Would you restate all the data that follows, word for word?

*** Recorded data

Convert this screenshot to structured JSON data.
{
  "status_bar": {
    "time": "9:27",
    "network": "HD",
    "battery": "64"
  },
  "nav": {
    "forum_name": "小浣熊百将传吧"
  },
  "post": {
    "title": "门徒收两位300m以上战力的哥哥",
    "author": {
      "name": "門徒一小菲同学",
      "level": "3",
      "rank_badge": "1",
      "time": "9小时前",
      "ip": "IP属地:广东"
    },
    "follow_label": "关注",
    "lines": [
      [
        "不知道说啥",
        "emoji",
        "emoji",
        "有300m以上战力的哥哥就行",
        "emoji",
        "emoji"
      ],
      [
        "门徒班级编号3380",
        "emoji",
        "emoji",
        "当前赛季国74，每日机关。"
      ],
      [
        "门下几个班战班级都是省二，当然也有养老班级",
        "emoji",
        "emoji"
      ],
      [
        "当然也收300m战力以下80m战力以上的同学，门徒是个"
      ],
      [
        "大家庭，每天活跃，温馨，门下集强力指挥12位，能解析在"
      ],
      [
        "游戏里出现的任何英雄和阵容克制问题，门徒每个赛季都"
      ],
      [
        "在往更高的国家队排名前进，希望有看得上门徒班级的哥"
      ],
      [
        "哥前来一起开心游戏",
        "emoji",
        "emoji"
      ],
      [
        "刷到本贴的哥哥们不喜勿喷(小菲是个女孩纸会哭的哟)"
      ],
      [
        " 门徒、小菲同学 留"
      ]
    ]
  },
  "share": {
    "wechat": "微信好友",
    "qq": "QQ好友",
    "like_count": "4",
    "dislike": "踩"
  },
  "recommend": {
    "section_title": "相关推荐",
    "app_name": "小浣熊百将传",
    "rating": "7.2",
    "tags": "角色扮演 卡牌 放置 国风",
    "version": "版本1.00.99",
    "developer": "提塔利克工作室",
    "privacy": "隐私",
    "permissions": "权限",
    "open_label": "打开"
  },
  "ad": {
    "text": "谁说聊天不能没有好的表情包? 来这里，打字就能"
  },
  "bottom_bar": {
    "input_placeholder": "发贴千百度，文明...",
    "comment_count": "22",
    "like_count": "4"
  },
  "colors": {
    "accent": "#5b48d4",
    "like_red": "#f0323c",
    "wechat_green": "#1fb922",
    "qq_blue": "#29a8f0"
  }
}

******

## Full solution
Convert this screenshot to structured JSON data.
{
  "status_bar": {
    "time": "9:27",
    "network": "HD",
    "battery": "64"
  },
  "nav": {
    "forum_name": "小浣熊百将传吧"
  },
  "post": {
    "title": "门徒收两位300m以上战力的哥哥",
    "author": {
      "name": "門徒一小菲同学",
      "level": "3",
      "rank_badge": "1",
      "time": "9小时前",
      "ip": "IP属地:广东"
    },
    "follow_label": "关注",
    "lines": [
      [
        "不知道说啥",
        "emoji",
        "emoji",
        "有300m以上战力的哥哥就行",
        "emoji",
        "emoji"
      ],
      [
        "门徒班级编号3380",
        "emoji",
        "emoji",
        "当前赛季国74，每日机关。"
      ],
      [
        "门下几个班战班级都是省二，当然也有养老班级",
        "emoji",
        "emoji"
      ],
      [
        "当然也收300m战力以下80m战力以上的同学，门徒是个"
      ],
      [
        "大家庭，每天活跃，温馨，门下集强力指挥12位，能解析在"
      ],
      [
        "游戏里出现的任何英雄和阵容克制问题，门徒每个赛季都"
      ],
      [
        "在往更高的国家队排名前进，希望有看得上门徒班级的哥"
      ],
      [
        "哥前来一起开心游戏",
        "emoji",
        "emoji"
      ],
      [
        "刷到本贴的哥哥们不喜勿喷(小菲是个女孩纸会哭的哟)"
      ],
      [
        " 门徒、小菲同学 留"
      ]
    ]
  },
  "share": {
    "wechat": "微信好友",
    "qq": "QQ好友",
    "like_count": "4",
    "dislike": "踩"
  },
  "recommend": {
    "section_title": "相关推荐",
    "app_name": "小浣熊百将传",
    "rating": "7.2",
    "tags": "角色扮演 卡牌 放置 国风",
    "version": "版本1.00.99",
    "developer": "提塔利克工作室",
    "privacy": "隐私",
    "permissions": "权限",
    "open_label": "打开"
  },
  "ad": {
    "text": "谁说聊天不能没有好的表情包? 来这里，打字就能"
  },
  "bottom_bar": {
    "input_placeholder": "发贴千百度，文明...",
    "comment_count": "22",
    "like_count": "4"
  },
  "colors": {
    "accent": "#5b48d4",
    "like_red": "#f0323c",
    "wechat_green": "#1fb922",
    "qq_blue": "#29a8f0"
  }
}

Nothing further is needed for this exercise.